## Provided passage
%%
Comments
from Jenna Orkin:
You
have probably been thinking, since you are probably a reasonable
person, that Hurricane Sandy served as a wake-up call to governments,
as well as individuals and businesses, about the benefits of taking
precautions against such events in the future which had until now
been considered "Black Swans."
Your
reasonable assumption, however, would be wrong in at least one
critical arena: the utilities. Turns out that Con Ed and Co. have
little incentive to invest in preventive measures; it's far cheaper -
a hundred times, to be exact - to clean up after the fact.
For
Con Ed after Hurricane Sandy, that means the difference between a 3%
rate raise for three years and a 300% rate raise for ten years.
(That's actually more than 100% but these figures come from the New
York Times article on the topic.)
Not
only that but also, the absurd fact remains that Congress has
traditionally been willing to act only after a given disaster has
taken place.
The
Precautionary Principle prevails in parts of Europe but here, all
assaults on the environment are innocent until proven guilty.
Hurricane
Sandy Alters Utilities’ Calculus on Upgrades
28
December, 2012
After
Hurricane Sandy wreaked havoc with power systems in the Northeast,
many consumers and public officials complained that the electric
utilities had done far too little to protect their equipment from
violent storms, which forecasters have warned could strike with
increasing frequency.
But
from a utility’s perspective, the cold hard math is this: it is
typically far cheaper for the company, and its customers, to skip the
prevention measures and just clean up the mess afterward.
Consolidated
Edison, for example, expects to spend as much as $450 million to
repair damages to its electric grid in and around New York City.
%%
## Exercise task 1
In the records, from their first line through the line containing "env-vector-line [231,130,364,317]", change "sample-point" to "data-point" and reproduce those lines with all else unchanged.
The records have no connection to the text.

[Layout annotation data]
%%
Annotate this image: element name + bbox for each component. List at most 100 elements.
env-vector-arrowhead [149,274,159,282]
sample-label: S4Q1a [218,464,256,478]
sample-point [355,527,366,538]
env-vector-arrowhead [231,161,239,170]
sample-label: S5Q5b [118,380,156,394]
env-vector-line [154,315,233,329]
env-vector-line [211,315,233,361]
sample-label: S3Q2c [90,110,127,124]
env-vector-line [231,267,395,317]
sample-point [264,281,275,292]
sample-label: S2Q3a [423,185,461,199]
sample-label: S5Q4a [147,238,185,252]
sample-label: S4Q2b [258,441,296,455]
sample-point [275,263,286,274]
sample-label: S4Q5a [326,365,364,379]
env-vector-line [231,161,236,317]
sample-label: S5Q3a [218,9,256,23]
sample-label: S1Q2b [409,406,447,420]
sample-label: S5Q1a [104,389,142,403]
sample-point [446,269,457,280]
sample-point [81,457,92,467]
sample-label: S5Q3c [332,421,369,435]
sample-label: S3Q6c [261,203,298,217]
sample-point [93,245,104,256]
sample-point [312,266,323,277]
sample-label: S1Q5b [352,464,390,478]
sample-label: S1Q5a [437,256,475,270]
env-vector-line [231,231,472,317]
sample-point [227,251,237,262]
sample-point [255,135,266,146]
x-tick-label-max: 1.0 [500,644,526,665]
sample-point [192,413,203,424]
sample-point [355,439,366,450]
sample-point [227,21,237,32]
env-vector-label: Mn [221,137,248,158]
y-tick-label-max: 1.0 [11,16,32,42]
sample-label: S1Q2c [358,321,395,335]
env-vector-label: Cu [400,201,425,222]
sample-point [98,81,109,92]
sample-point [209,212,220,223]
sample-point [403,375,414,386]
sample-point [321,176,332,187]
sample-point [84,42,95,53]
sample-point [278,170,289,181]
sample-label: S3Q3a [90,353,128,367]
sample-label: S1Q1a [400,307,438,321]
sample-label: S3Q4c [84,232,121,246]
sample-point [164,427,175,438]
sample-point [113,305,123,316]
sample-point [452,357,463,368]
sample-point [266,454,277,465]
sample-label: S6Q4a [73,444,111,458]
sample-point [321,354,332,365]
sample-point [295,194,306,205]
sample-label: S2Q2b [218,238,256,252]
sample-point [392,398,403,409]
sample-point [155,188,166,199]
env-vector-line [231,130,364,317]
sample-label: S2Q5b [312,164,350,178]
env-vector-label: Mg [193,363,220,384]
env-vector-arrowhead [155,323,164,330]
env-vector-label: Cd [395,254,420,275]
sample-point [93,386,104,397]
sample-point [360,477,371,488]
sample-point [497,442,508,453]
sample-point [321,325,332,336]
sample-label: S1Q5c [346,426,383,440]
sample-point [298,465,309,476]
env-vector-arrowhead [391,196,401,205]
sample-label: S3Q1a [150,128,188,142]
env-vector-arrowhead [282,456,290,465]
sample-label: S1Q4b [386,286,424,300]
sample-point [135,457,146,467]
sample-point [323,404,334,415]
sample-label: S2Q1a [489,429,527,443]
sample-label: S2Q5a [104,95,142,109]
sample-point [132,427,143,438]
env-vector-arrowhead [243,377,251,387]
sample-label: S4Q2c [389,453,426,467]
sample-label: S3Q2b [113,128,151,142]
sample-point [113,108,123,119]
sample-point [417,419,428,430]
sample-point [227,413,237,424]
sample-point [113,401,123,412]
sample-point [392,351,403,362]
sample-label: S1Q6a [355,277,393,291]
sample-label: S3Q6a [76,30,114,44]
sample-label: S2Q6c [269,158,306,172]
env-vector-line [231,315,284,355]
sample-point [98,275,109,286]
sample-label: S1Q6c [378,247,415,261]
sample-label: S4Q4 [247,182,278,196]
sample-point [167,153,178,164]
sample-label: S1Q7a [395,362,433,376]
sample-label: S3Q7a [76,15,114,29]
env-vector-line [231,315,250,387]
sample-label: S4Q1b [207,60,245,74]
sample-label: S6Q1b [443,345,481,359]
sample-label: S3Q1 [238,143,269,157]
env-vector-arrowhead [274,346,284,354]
%%
## Exercise task 2
According to the Hurricane Sandy article, how much does Consolidated Edison expect to spend to repair damages to its electric grid?

## Written response 1
Annotate this image: element name + bbox for each component. List at most 100 elements.
env-vector-arrowhead [149,274,159,282]
sample-label: S4Q1a [218,464,256,478]
data-point [355,527,366,538]
env-vector-arrowhead [231,161,239,170]
sample-label: S5Q5b [118,380,156,394]
env-vector-line [154,315,233,329]
env-vector-line [211,315,233,361]
sample-label: S3Q2c [90,110,127,124]
env-vector-line [231,267,395,317]
data-point [264,281,275,292]
sample-label: S2Q3a [423,185,461,199]
sample-label: S5Q4a [147,238,185,252]
sample-label: S4Q2b [258,441,296,455]
data-point [275,263,286,274]
sample-label: S4Q5a [326,365,364,379]
env-vector-line [231,161,236,317]
sample-label: S5Q3a [218,9,256,23]
sample-label: S1Q2b [409,406,447,420]
sample-label: S5Q1a [104,389,142,403]
data-point [446,269,457,280]
data-point [81,457,92,467]
sample-label: S5Q3c [332,421,369,435]
sample-label: S3Q6c [261,203,298,217]
data-point [93,245,104,256]
data-point [312,266,323,277]
sample-label: S1Q5b [352,464,390,478]
sample-label: S1Q5a [437,256,475,270]
env-vector-line [231,231,472,317]
data-point [227,251,237,262]
data-point [255,135,266,146]
x-tick-label-max: 1.0 [500,644,526,665]
data-point [192,413,203,424]
data-point [355,439,366,450]
data-point [227,21,237,32]
env-vector-label: Mn [221,137,248,158]
y-tick-label-max: 1.0 [11,16,32,42]
sample-label: S1Q2c [358,321,395,335]
env-vector-label: Cu [400,201,425,222]
data-point [98,81,109,92]
data-point [209,212,220,223]
data-point [403,375,414,386]
data-point [321,176,332,187]
data-point [84,42,95,53]
data-point [278,170,289,181]
sample-label: S3Q3a [90,353,128,367]
sample-label: S1Q1a [400,307,438,321]
sample-label: S3Q4c [84,232,121,246]
data-point [164,427,175,438]
data-point [113,305,123,316]
data-point [452,357,463,368]
data-point [266,454,277,465]
sample-label: S6Q4a [73,444,111,458]
data-point [321,354,332,365]
data-point [295,194,306,205]
sample-label: S2Q2b [218,238,256,252]
data-point [392,398,403,409]
data-point [155,188,166,199]
env-vector-line [231,130,364,317]

## Written response 2
As much as $450 million.